◆ Description of the task:
Extract all lines from the data beneath that include the word "корня".

──────── Listing

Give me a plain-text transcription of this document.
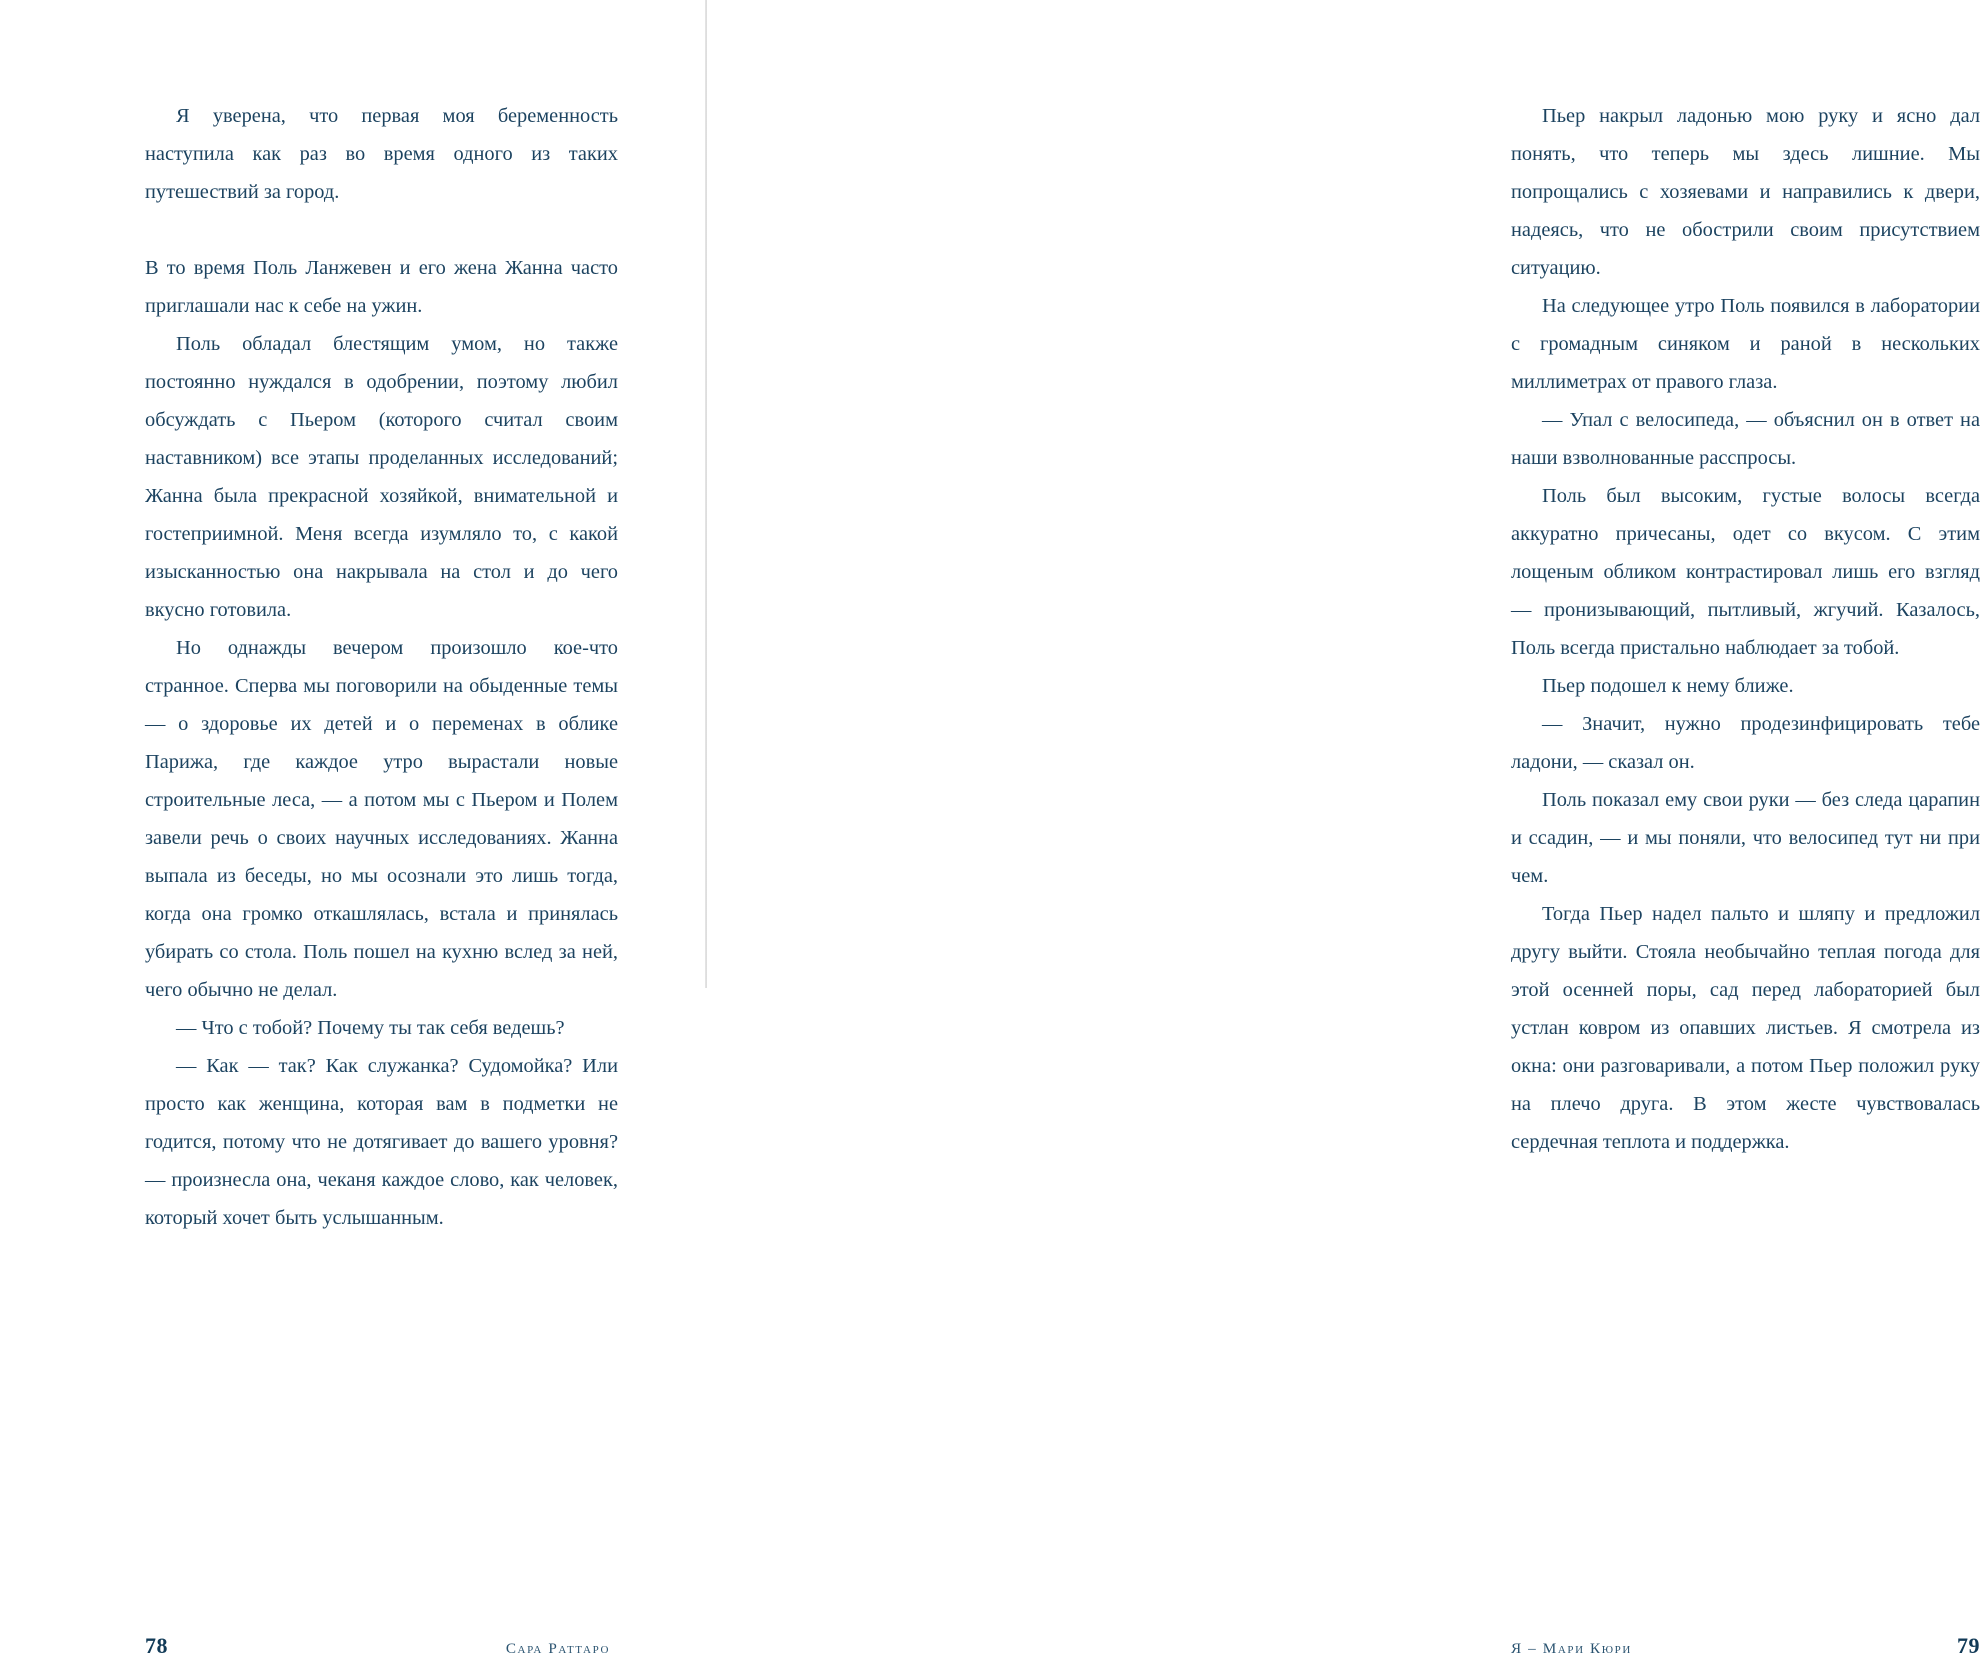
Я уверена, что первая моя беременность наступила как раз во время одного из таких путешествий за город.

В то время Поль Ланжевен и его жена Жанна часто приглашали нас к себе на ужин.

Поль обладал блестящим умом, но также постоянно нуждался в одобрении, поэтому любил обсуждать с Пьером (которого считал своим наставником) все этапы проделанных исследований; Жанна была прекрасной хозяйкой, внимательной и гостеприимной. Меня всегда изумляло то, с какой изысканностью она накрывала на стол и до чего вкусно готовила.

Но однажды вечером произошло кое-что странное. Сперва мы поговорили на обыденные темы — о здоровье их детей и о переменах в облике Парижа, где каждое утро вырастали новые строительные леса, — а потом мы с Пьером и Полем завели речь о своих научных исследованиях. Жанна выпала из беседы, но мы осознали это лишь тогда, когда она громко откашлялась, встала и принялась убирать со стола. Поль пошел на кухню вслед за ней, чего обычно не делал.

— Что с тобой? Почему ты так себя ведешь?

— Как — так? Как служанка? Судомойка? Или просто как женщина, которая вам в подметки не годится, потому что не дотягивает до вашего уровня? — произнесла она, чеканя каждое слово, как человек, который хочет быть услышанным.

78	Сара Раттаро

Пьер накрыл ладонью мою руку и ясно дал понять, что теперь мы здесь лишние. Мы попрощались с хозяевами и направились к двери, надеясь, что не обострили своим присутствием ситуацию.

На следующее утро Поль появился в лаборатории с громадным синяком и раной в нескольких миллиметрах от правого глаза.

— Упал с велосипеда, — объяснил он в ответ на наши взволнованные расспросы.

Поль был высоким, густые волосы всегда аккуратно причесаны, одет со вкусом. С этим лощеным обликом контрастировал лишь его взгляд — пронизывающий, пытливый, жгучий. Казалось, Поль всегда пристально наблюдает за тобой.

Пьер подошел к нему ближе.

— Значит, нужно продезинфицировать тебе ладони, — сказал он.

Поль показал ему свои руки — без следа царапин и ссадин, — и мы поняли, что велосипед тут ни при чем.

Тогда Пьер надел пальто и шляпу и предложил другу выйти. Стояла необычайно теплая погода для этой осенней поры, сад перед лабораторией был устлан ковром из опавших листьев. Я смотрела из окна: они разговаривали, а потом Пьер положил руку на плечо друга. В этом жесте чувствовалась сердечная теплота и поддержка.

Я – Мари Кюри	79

────────────────
──────── Listing

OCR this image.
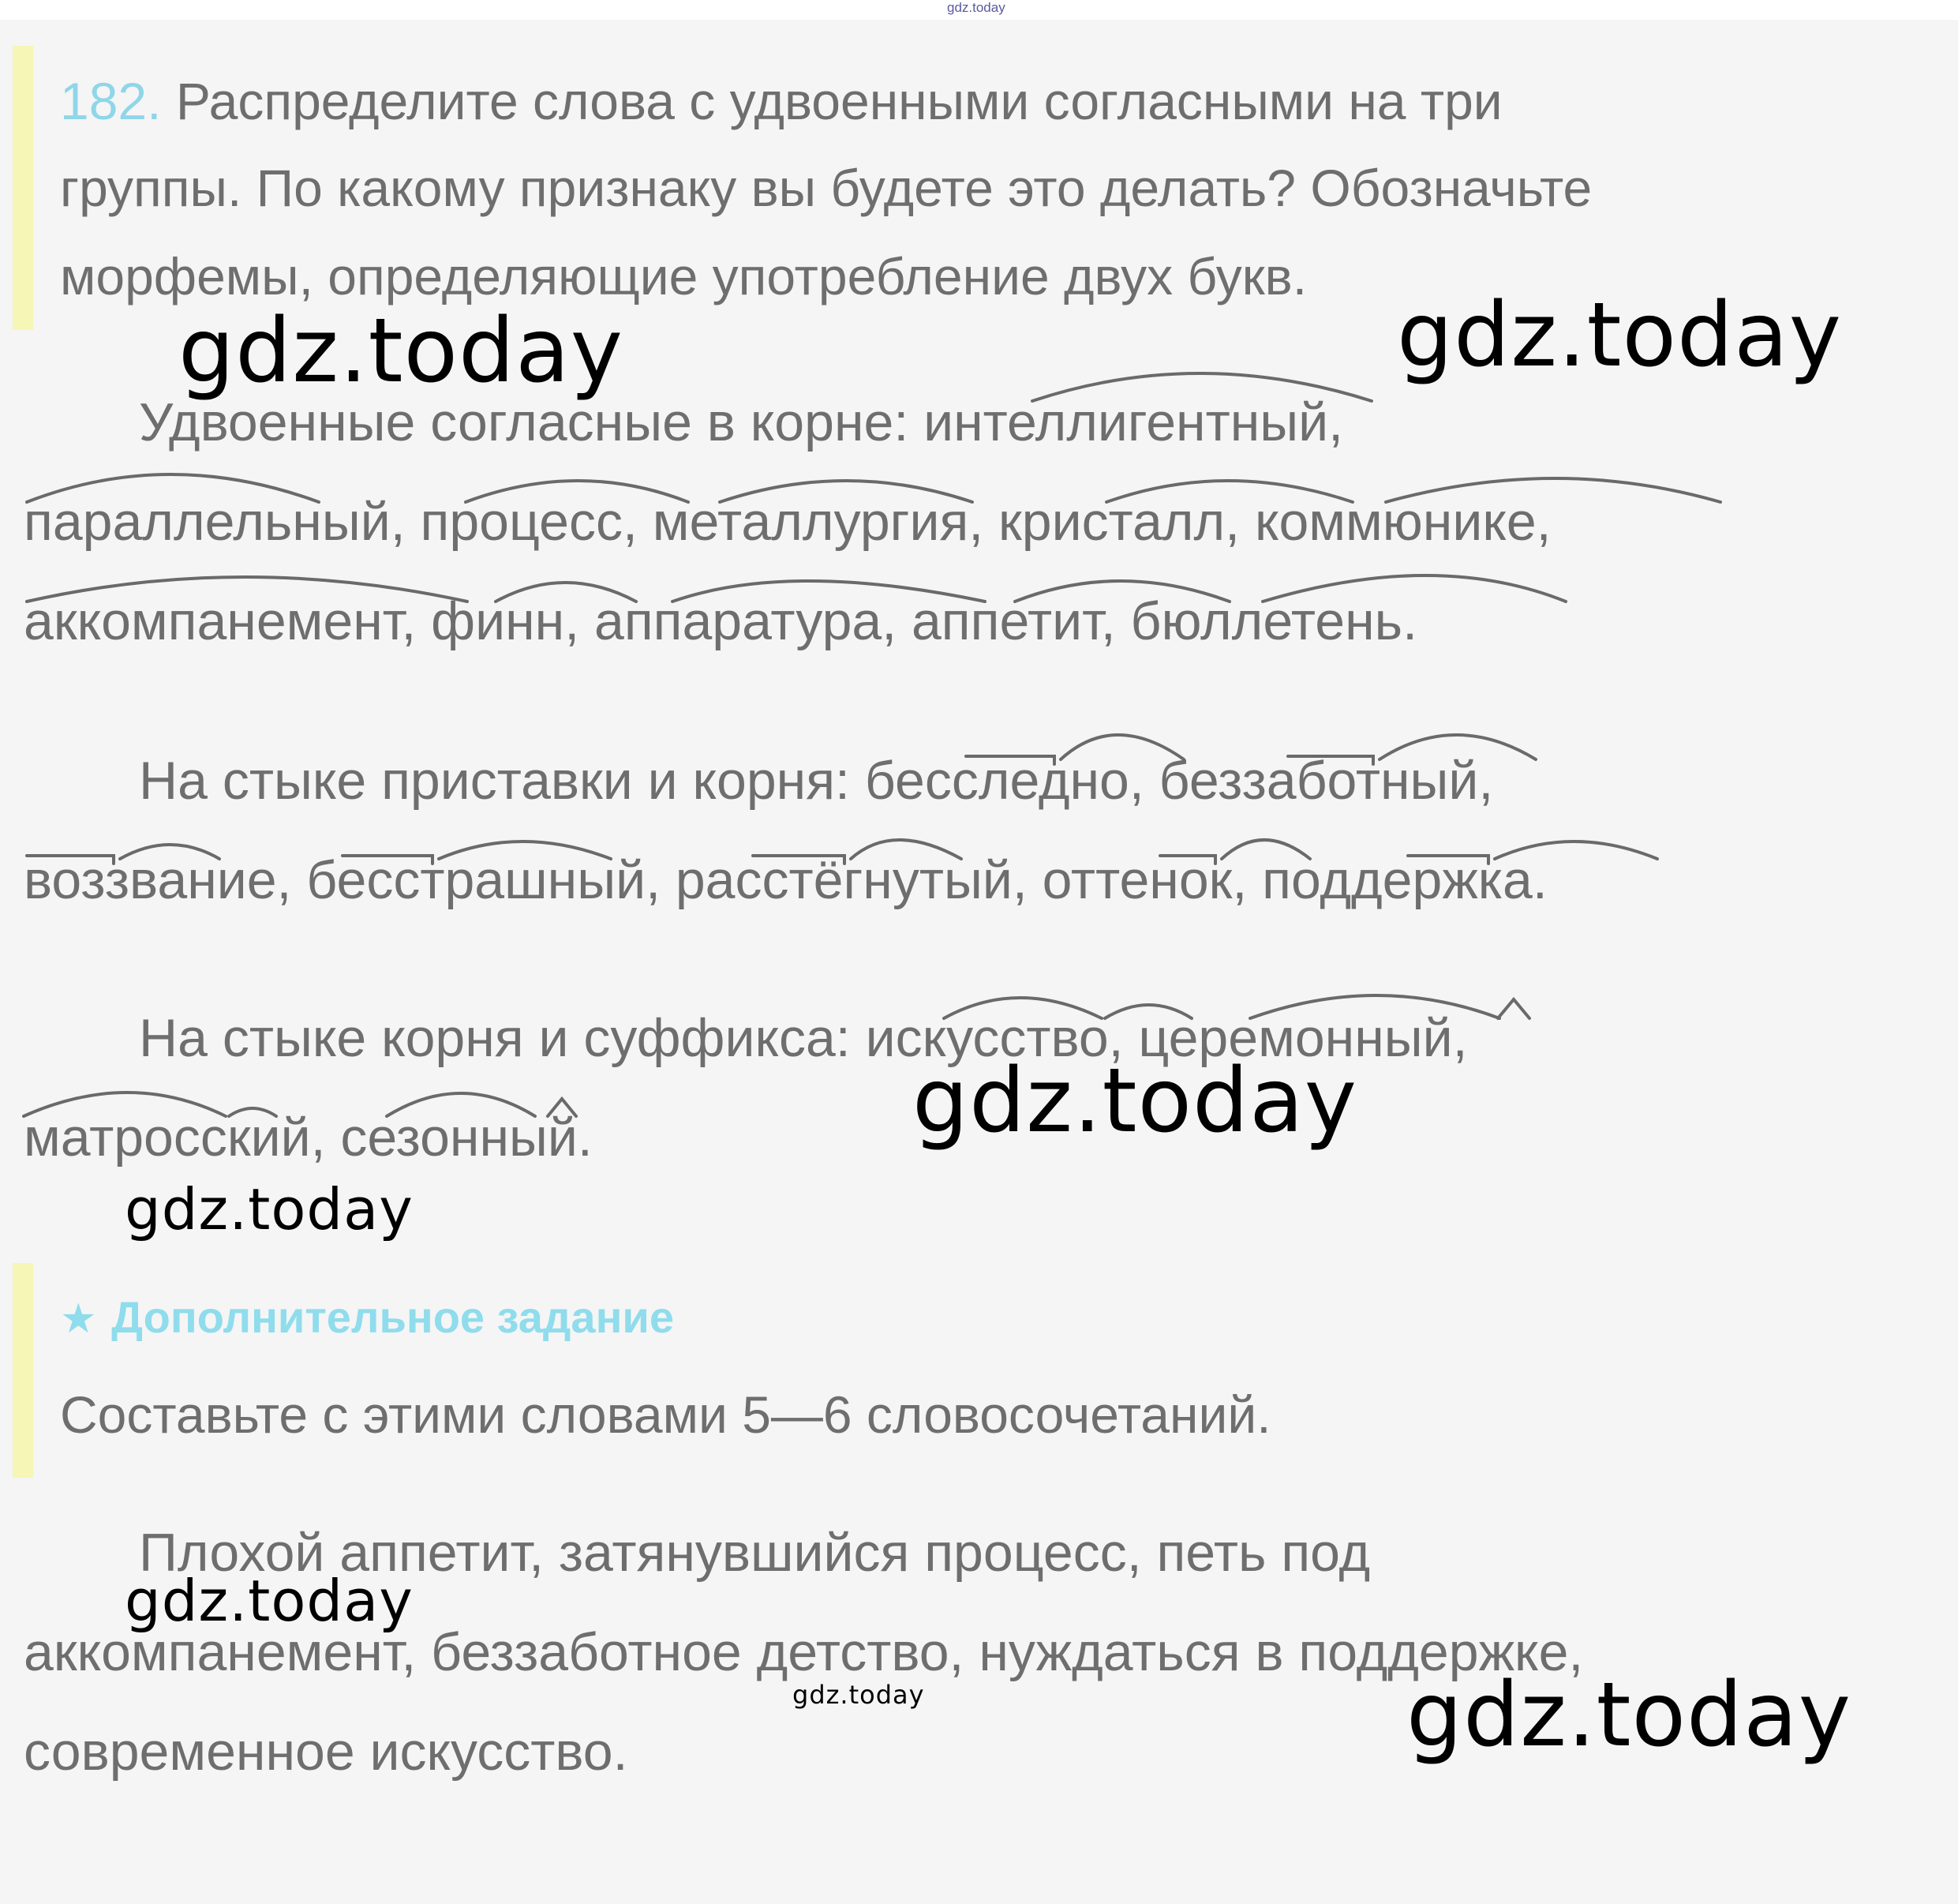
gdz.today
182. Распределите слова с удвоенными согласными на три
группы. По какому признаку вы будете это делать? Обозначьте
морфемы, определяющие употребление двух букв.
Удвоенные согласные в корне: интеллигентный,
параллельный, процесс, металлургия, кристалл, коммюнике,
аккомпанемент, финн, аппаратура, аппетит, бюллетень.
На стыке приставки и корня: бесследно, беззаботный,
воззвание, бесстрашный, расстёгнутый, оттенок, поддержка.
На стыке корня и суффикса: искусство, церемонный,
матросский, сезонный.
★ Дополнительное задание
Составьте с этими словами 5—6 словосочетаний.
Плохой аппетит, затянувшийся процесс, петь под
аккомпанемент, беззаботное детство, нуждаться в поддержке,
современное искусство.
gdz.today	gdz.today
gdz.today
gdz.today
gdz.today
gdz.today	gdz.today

────────────────

◆ Result for this task:
На стыке приставки и корня: бесследно, беззаботный,
На стыке корня и суффикса: искусство, церемонный,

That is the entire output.